Task brief:
Find and return each line containing "volo".

Dataset entries
======

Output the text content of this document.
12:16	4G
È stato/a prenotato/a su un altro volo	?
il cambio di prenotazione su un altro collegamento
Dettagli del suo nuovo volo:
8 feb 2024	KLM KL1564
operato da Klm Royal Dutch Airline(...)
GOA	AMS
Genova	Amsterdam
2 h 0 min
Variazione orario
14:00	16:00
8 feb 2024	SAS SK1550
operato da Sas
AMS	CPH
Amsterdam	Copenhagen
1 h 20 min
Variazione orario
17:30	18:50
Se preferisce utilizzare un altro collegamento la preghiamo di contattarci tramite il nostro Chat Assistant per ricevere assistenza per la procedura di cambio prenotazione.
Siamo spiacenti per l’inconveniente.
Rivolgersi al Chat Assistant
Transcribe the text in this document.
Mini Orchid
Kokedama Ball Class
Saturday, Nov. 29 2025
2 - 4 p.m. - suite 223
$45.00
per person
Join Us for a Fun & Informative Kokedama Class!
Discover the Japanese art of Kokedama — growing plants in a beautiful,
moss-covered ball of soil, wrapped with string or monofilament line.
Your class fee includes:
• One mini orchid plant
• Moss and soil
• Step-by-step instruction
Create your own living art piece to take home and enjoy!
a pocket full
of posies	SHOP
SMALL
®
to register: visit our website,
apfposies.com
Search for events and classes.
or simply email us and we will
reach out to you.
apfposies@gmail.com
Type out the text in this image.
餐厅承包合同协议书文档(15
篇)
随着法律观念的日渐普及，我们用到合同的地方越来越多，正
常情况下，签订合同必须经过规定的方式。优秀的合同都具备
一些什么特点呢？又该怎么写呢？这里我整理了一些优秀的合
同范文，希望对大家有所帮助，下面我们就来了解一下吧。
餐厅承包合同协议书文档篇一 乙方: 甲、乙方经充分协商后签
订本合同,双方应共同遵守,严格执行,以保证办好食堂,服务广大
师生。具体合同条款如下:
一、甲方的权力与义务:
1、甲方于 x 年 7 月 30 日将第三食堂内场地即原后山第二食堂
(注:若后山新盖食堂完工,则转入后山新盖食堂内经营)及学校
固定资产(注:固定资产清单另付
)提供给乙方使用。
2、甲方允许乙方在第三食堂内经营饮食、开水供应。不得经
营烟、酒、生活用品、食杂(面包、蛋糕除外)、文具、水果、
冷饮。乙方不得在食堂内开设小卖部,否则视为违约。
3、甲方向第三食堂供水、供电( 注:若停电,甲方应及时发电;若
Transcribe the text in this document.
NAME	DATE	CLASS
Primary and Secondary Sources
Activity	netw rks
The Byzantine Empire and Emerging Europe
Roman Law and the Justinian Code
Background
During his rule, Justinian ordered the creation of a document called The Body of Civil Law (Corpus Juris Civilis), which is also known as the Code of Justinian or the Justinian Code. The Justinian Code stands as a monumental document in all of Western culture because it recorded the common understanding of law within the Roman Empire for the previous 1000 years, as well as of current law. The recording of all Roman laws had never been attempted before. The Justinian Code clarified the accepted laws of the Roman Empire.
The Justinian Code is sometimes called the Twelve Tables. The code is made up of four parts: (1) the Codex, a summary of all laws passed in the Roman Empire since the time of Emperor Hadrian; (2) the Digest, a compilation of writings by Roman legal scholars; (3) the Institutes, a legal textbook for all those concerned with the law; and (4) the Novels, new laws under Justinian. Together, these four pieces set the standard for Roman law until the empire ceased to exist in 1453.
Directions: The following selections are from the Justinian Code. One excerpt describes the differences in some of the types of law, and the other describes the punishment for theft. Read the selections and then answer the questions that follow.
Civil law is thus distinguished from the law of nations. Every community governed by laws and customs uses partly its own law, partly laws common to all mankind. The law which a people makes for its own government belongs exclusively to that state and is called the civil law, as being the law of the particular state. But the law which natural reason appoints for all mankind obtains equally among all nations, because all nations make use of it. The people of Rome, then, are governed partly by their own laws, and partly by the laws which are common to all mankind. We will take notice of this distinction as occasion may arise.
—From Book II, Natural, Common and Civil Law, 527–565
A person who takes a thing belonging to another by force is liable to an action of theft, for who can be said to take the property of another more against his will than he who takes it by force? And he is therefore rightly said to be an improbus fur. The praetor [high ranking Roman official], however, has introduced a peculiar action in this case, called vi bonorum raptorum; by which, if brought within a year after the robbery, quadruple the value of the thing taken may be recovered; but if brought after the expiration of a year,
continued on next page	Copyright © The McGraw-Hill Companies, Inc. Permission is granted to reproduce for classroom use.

======

Correct response:
È stato/a prenotato/a su un altro volo	?
Dettagli del suo nuovo volo:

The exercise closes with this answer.